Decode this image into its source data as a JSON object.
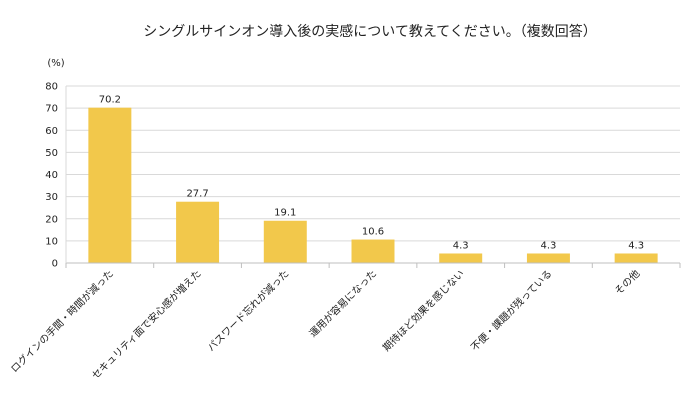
{
  "chart_data": {
    "type": "bar",
    "title": "シングルサインオン導入後の実感について教えてください。（複数回答）",
    "unit_label": "(%)",
    "categories": [
      "ログインの手間・時間が減った",
      "セキュリティ面で安心感が増えた",
      "パスワード忘れが減った",
      "運用が容易になった",
      "期待ほど効果を感じない",
      "不便・課題が残っている",
      "その他"
    ],
    "values": [
      70.2,
      27.7,
      19.1,
      10.6,
      4.3,
      4.3,
      4.3
    ],
    "value_labels": [
      "70.2",
      "27.7",
      "19.1",
      "10.6",
      "4.3",
      "4.3",
      "4.3"
    ],
    "ylim": [
      0,
      80
    ],
    "yticks": [
      0,
      10,
      20,
      30,
      40,
      50,
      60,
      70,
      80
    ],
    "grid": true,
    "legend": "none",
    "bar_color": "#f2c84b",
    "grid_color": "#d9d9d9",
    "axis_color": "#bfbfbf",
    "text_color": "#222222"
  }
}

STATED EXERCISE:
Copy the data word for word. Pictures do not go in the copy.

OUTPUT FOR THIS EXERCISE:
Decode this image into its source data as a JSON object.
{
  "chart_data": {
    "type": "bar",
    "title": "シングルサインオン導入後の実感について教えてください。（複数回答）",
    "unit_label": "(%)",
    "categories": [
      "ログインの手間・時間が減った",
      "セキュリティ面で安心感が増えた",
      "パスワード忘れが減った",
      "運用が容易になった",
      "期待ほど効果を感じない",
      "不便・課題が残っている",
      "その他"
    ],
    "values": [
      70.2,
      27.7,
      19.1,
      10.6,
      4.3,
      4.3,
      4.3
    ],
    "value_labels": [
      "70.2",
      "27.7",
      "19.1",
      "10.6",
      "4.3",
      "4.3",
      "4.3"
    ],
    "ylim": [
      0,
      80
    ],
    "yticks": [
      0,
      10,
      20,
      30,
      40,
      50,
      60,
      70,
      80
    ],
    "grid": true,
    "legend": "none",
    "bar_color": "#f2c84b",
    "grid_color": "#d9d9d9",
    "axis_color": "#bfbfbf",
    "text_color": "#222222"
  }
}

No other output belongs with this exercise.